Your goal ::
Lines holding the string "зеленых" are the ones to copy from this listing.
Start of Records to process
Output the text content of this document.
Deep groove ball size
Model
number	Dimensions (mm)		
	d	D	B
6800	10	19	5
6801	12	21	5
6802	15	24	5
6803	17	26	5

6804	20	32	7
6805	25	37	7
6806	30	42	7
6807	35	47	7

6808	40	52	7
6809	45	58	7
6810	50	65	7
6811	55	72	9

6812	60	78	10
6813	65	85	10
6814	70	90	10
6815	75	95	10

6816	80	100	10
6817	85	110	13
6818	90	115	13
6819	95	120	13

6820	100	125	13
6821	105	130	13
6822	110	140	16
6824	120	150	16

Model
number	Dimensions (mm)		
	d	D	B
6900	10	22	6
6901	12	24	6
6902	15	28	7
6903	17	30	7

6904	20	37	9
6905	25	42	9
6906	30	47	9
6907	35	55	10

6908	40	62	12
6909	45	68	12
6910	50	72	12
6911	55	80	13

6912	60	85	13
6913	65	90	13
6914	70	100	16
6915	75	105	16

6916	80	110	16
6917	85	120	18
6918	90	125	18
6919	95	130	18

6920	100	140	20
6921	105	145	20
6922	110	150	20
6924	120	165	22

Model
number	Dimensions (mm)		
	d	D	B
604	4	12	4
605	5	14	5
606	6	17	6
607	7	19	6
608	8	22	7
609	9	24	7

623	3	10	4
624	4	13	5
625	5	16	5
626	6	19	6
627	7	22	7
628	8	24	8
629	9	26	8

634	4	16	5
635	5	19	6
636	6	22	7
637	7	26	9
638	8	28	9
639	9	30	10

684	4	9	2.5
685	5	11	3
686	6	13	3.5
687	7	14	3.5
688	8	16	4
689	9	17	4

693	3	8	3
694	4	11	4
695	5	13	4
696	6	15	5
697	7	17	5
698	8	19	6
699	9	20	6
End of Records to process
Start of Records to process
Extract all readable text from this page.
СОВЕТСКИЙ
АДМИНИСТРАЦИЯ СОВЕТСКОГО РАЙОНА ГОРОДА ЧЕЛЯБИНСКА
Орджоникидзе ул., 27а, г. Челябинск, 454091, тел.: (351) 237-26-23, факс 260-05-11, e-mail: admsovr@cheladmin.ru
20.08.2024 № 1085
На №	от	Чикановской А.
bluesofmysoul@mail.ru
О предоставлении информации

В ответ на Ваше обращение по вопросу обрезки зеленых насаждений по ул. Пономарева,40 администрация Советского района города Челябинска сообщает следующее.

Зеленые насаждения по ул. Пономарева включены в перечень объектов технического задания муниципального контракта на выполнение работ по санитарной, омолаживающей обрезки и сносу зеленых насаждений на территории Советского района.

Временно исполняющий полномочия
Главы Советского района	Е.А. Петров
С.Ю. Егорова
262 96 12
End of Records to process
Exercise output ::
В ответ на Ваше обращение по вопросу обрезки зеленых насаждений по ул. Пономарева,40 администрация Советского района города Челябинска сообщает следующее.
Зеленые насаждения по ул. Пономарева включены в перечень объектов технического задания муниципального контракта на выполнение работ по санитарной, омолаживающей обрезки и сносу зеленых насаждений на территории Советского района.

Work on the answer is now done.